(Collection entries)
--- --- ---

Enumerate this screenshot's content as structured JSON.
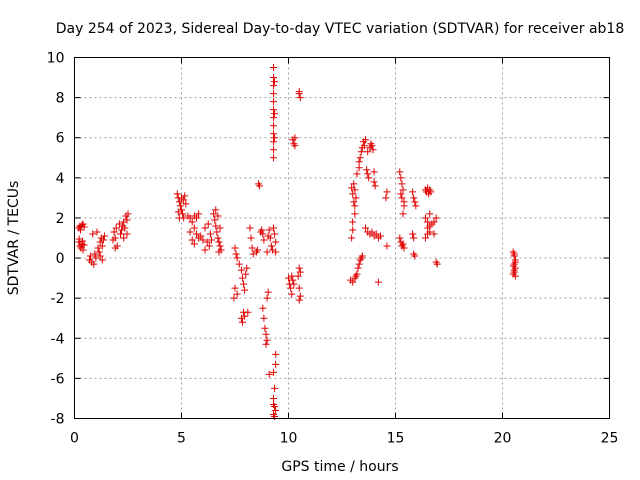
{
  "chart_data": {
    "type": "scatter",
    "title": "Day 254 of 2023, Sidereal Day-to-day VTEC variation (SDTVAR) for receiver ab18",
    "xlabel": "GPS time / hours",
    "ylabel": "SDTVAR / TECUs",
    "xlim": [
      0,
      25
    ],
    "ylim": [
      -8,
      10
    ],
    "xticks": [
      0,
      5,
      10,
      15,
      20,
      25
    ],
    "yticks": [
      -8,
      -6,
      -4,
      -2,
      0,
      2,
      4,
      6,
      8,
      10
    ],
    "grid": true,
    "marker": "+",
    "color": "#e00000",
    "series": [
      {
        "name": "SDTVAR",
        "points": [
          [
            0.2,
            1.5
          ],
          [
            0.25,
            1.6
          ],
          [
            0.3,
            1.55
          ],
          [
            0.35,
            1.65
          ],
          [
            0.4,
            1.7
          ],
          [
            0.28,
            1.4
          ],
          [
            0.45,
            1.55
          ],
          [
            0.2,
            0.8
          ],
          [
            0.25,
            0.6
          ],
          [
            0.3,
            0.5
          ],
          [
            0.35,
            0.7
          ],
          [
            0.4,
            0.4
          ],
          [
            0.45,
            0.65
          ],
          [
            0.22,
            0.95
          ],
          [
            0.38,
            0.85
          ],
          [
            0.7,
            -0.1
          ],
          [
            0.75,
            0.1
          ],
          [
            0.8,
            -0.2
          ],
          [
            0.85,
            1.2
          ],
          [
            0.9,
            -0.3
          ],
          [
            0.95,
            0.2
          ],
          [
            1.0,
            0.0
          ],
          [
            1.05,
            1.3
          ],
          [
            1.1,
            0.5
          ],
          [
            1.15,
            0.3
          ],
          [
            1.2,
            0.8
          ],
          [
            1.25,
            1.0
          ],
          [
            1.3,
            0.6
          ],
          [
            1.35,
            0.9
          ],
          [
            1.4,
            1.1
          ],
          [
            1.2,
            0.1
          ],
          [
            1.3,
            -0.1
          ],
          [
            1.8,
            0.9
          ],
          [
            1.9,
            1.0
          ],
          [
            1.85,
            1.3
          ],
          [
            1.95,
            1.5
          ],
          [
            2.0,
            0.6
          ],
          [
            2.1,
            1.7
          ],
          [
            1.9,
            0.5
          ],
          [
            2.15,
            1.2
          ],
          [
            2.2,
            1.4
          ],
          [
            2.25,
            1.6
          ],
          [
            2.3,
            1.8
          ],
          [
            2.35,
            1.5
          ],
          [
            2.4,
            2.1
          ],
          [
            2.45,
            1.9
          ],
          [
            2.5,
            2.2
          ],
          [
            2.3,
            1.0
          ],
          [
            2.45,
            1.2
          ],
          [
            4.8,
            3.2
          ],
          [
            4.85,
            3.0
          ],
          [
            4.9,
            2.8
          ],
          [
            4.95,
            2.6
          ],
          [
            5.0,
            2.4
          ],
          [
            5.05,
            2.2
          ],
          [
            5.1,
            2.0
          ],
          [
            5.15,
            3.1
          ],
          [
            4.9,
            2.0
          ],
          [
            5.0,
            3.0
          ],
          [
            5.1,
            2.9
          ],
          [
            5.2,
            2.7
          ],
          [
            4.85,
            2.3
          ],
          [
            5.3,
            2.1
          ],
          [
            5.4,
            2.0
          ],
          [
            5.5,
            1.8
          ],
          [
            5.6,
            1.5
          ],
          [
            5.7,
            1.2
          ],
          [
            5.8,
            1.0
          ],
          [
            5.5,
            0.9
          ],
          [
            5.6,
            0.7
          ],
          [
            5.4,
            1.3
          ],
          [
            5.7,
            2.0
          ],
          [
            5.8,
            2.2
          ],
          [
            5.6,
            2.1
          ],
          [
            5.9,
            1.1
          ],
          [
            6.0,
            0.9
          ],
          [
            6.1,
            1.5
          ],
          [
            6.2,
            0.8
          ],
          [
            6.3,
            0.6
          ],
          [
            6.1,
            0.4
          ],
          [
            6.25,
            1.7
          ],
          [
            6.35,
            1.2
          ],
          [
            6.4,
            0.9
          ],
          [
            6.5,
            2.2
          ],
          [
            6.55,
            1.9
          ],
          [
            6.6,
            1.6
          ],
          [
            6.65,
            1.3
          ],
          [
            6.7,
            1.0
          ],
          [
            6.75,
            0.8
          ],
          [
            6.8,
            0.6
          ],
          [
            6.85,
            0.4
          ],
          [
            6.6,
            2.4
          ],
          [
            6.7,
            2.1
          ],
          [
            6.8,
            1.5
          ],
          [
            6.75,
            0.3
          ],
          [
            7.5,
            0.5
          ],
          [
            7.55,
            0.2
          ],
          [
            7.6,
            0.0
          ],
          [
            7.7,
            -0.3
          ],
          [
            7.8,
            -0.6
          ],
          [
            7.85,
            -1.0
          ],
          [
            7.9,
            -1.3
          ],
          [
            7.95,
            -1.6
          ],
          [
            7.6,
            -1.8
          ],
          [
            7.5,
            -1.5
          ],
          [
            7.45,
            -2.0
          ],
          [
            7.9,
            -2.7
          ],
          [
            7.8,
            -3.0
          ],
          [
            7.85,
            -3.2
          ],
          [
            7.95,
            -2.9
          ],
          [
            8.1,
            -2.7
          ],
          [
            8.0,
            -0.8
          ],
          [
            8.05,
            -0.5
          ],
          [
            8.2,
            1.5
          ],
          [
            8.25,
            1.0
          ],
          [
            8.3,
            0.5
          ],
          [
            8.35,
            0.2
          ],
          [
            8.5,
            0.3
          ],
          [
            8.55,
            0.4
          ],
          [
            8.6,
            3.7
          ],
          [
            8.65,
            3.6
          ],
          [
            8.7,
            1.3
          ],
          [
            8.75,
            1.4
          ],
          [
            8.8,
            1.2
          ],
          [
            8.85,
            0.9
          ],
          [
            8.8,
            -2.5
          ],
          [
            8.85,
            -3.0
          ],
          [
            8.9,
            -3.5
          ],
          [
            8.95,
            -3.8
          ],
          [
            9.0,
            -4.1
          ],
          [
            9.0,
            -2.0
          ],
          [
            9.05,
            -1.7
          ],
          [
            8.95,
            -4.3
          ],
          [
            9.0,
            0.3
          ],
          [
            9.05,
            1.1
          ],
          [
            9.1,
            1.4
          ],
          [
            9.15,
            1.0
          ],
          [
            9.2,
            0.6
          ],
          [
            9.25,
            0.4
          ],
          [
            9.3,
            9.5
          ],
          [
            9.3,
            9.0
          ],
          [
            9.3,
            8.6
          ],
          [
            9.3,
            8.2
          ],
          [
            9.3,
            7.8
          ],
          [
            9.3,
            7.4
          ],
          [
            9.3,
            7.0
          ],
          [
            9.3,
            6.6
          ],
          [
            9.3,
            6.2
          ],
          [
            9.3,
            5.8
          ],
          [
            9.3,
            5.4
          ],
          [
            9.3,
            5.0
          ],
          [
            9.35,
            8.8
          ],
          [
            9.35,
            7.2
          ],
          [
            9.35,
            6.0
          ],
          [
            9.3,
            1.5
          ],
          [
            9.35,
            1.2
          ],
          [
            9.4,
            0.8
          ],
          [
            9.4,
            0.3
          ],
          [
            9.1,
            -5.8
          ],
          [
            9.3,
            -5.7
          ],
          [
            9.35,
            -6.5
          ],
          [
            9.4,
            -4.8
          ],
          [
            9.4,
            -5.3
          ],
          [
            9.3,
            -7.0
          ],
          [
            9.35,
            -7.4
          ],
          [
            9.3,
            -7.8
          ],
          [
            9.35,
            -7.9
          ],
          [
            9.4,
            -7.6
          ],
          [
            9.3,
            -7.3
          ],
          [
            10.0,
            -1.0
          ],
          [
            10.05,
            -1.3
          ],
          [
            10.1,
            -1.5
          ],
          [
            10.15,
            -1.8
          ],
          [
            10.2,
            -1.1
          ],
          [
            10.25,
            -1.3
          ],
          [
            10.15,
            -0.9
          ],
          [
            10.2,
            5.9
          ],
          [
            10.25,
            5.7
          ],
          [
            10.3,
            6.0
          ],
          [
            10.3,
            5.6
          ],
          [
            10.5,
            8.2
          ],
          [
            10.55,
            8.0
          ],
          [
            10.5,
            8.3
          ],
          [
            10.5,
            -0.5
          ],
          [
            10.55,
            -0.7
          ],
          [
            10.5,
            -1.5
          ],
          [
            10.55,
            -1.9
          ],
          [
            10.5,
            -2.1
          ],
          [
            10.45,
            -0.9
          ],
          [
            12.9,
            -1.1
          ],
          [
            13.0,
            -1.2
          ],
          [
            13.1,
            -1.0
          ],
          [
            13.15,
            -0.9
          ],
          [
            12.95,
            3.5
          ],
          [
            13.0,
            3.2
          ],
          [
            13.05,
            2.8
          ],
          [
            13.1,
            2.2
          ],
          [
            13.0,
            1.8
          ],
          [
            13.0,
            1.4
          ],
          [
            12.95,
            1.0
          ],
          [
            13.05,
            3.7
          ],
          [
            13.1,
            3.4
          ],
          [
            13.15,
            3.0
          ],
          [
            13.1,
            2.6
          ],
          [
            13.2,
            -0.8
          ],
          [
            13.25,
            -0.5
          ],
          [
            13.3,
            -0.3
          ],
          [
            13.35,
            -0.1
          ],
          [
            13.4,
            0.0
          ],
          [
            13.45,
            0.1
          ],
          [
            13.2,
            4.2
          ],
          [
            13.3,
            4.5
          ],
          [
            13.35,
            5.0
          ],
          [
            13.4,
            5.3
          ],
          [
            13.45,
            5.5
          ],
          [
            13.5,
            5.8
          ],
          [
            13.55,
            5.6
          ],
          [
            13.6,
            5.9
          ],
          [
            13.3,
            4.8
          ],
          [
            13.65,
            4.4
          ],
          [
            13.7,
            4.2
          ],
          [
            13.75,
            4.0
          ],
          [
            13.7,
            5.3
          ],
          [
            13.8,
            5.5
          ],
          [
            13.85,
            5.7
          ],
          [
            13.9,
            5.6
          ],
          [
            13.95,
            5.4
          ],
          [
            14.0,
            3.8
          ],
          [
            14.05,
            3.6
          ],
          [
            14.0,
            4.3
          ],
          [
            13.6,
            1.5
          ],
          [
            13.7,
            1.3
          ],
          [
            13.8,
            1.2
          ],
          [
            13.9,
            1.3
          ],
          [
            14.0,
            1.1
          ],
          [
            14.1,
            1.2
          ],
          [
            14.2,
            1.0
          ],
          [
            14.3,
            1.1
          ],
          [
            14.2,
            -1.2
          ],
          [
            14.6,
            3.3
          ],
          [
            14.55,
            3.0
          ],
          [
            14.6,
            0.6
          ],
          [
            15.2,
            1.0
          ],
          [
            15.25,
            0.8
          ],
          [
            15.3,
            0.6
          ],
          [
            15.35,
            0.7
          ],
          [
            15.4,
            0.5
          ],
          [
            15.2,
            4.3
          ],
          [
            15.25,
            4.0
          ],
          [
            15.3,
            3.7
          ],
          [
            15.35,
            3.4
          ],
          [
            15.3,
            3.0
          ],
          [
            15.4,
            2.6
          ],
          [
            15.35,
            2.2
          ],
          [
            15.4,
            2.8
          ],
          [
            15.25,
            3.2
          ],
          [
            15.8,
            3.3
          ],
          [
            15.85,
            3.0
          ],
          [
            15.9,
            2.8
          ],
          [
            15.95,
            2.6
          ],
          [
            15.8,
            1.2
          ],
          [
            15.85,
            1.0
          ],
          [
            15.85,
            0.2
          ],
          [
            15.9,
            0.1
          ],
          [
            16.4,
            3.4
          ],
          [
            16.45,
            3.3
          ],
          [
            16.5,
            3.5
          ],
          [
            16.55,
            3.2
          ],
          [
            16.6,
            3.4
          ],
          [
            16.65,
            3.3
          ],
          [
            16.4,
            2.0
          ],
          [
            16.5,
            1.8
          ],
          [
            16.6,
            1.6
          ],
          [
            16.5,
            1.5
          ],
          [
            16.7,
            1.7
          ],
          [
            16.8,
            1.8
          ],
          [
            16.9,
            2.0
          ],
          [
            16.6,
            1.3
          ],
          [
            16.4,
            1.0
          ],
          [
            16.5,
            1.2
          ],
          [
            16.8,
            1.2
          ],
          [
            16.6,
            2.2
          ],
          [
            16.9,
            -0.2
          ],
          [
            16.95,
            -0.3
          ],
          [
            20.5,
            0.3
          ],
          [
            20.55,
            0.1
          ],
          [
            20.6,
            -0.1
          ],
          [
            20.55,
            -0.3
          ],
          [
            20.6,
            -0.5
          ],
          [
            20.55,
            -0.7
          ],
          [
            20.6,
            -0.9
          ],
          [
            20.5,
            -0.8
          ],
          [
            20.55,
            0.2
          ],
          [
            20.6,
            -0.2
          ],
          [
            20.5,
            -0.4
          ],
          [
            20.55,
            -0.6
          ]
        ]
      }
    ]
  }
}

--- --- ---

*Short task*
In the records above, find the lines containing "SDTVAR" and copy them.

*Expected output*
    "title": "Day 254 of 2023, Sidereal Day-to-day VTEC variation (SDTVAR) for receiver ab18",
    "ylabel": "SDTVAR / TECUs",
        "name": "SDTVAR",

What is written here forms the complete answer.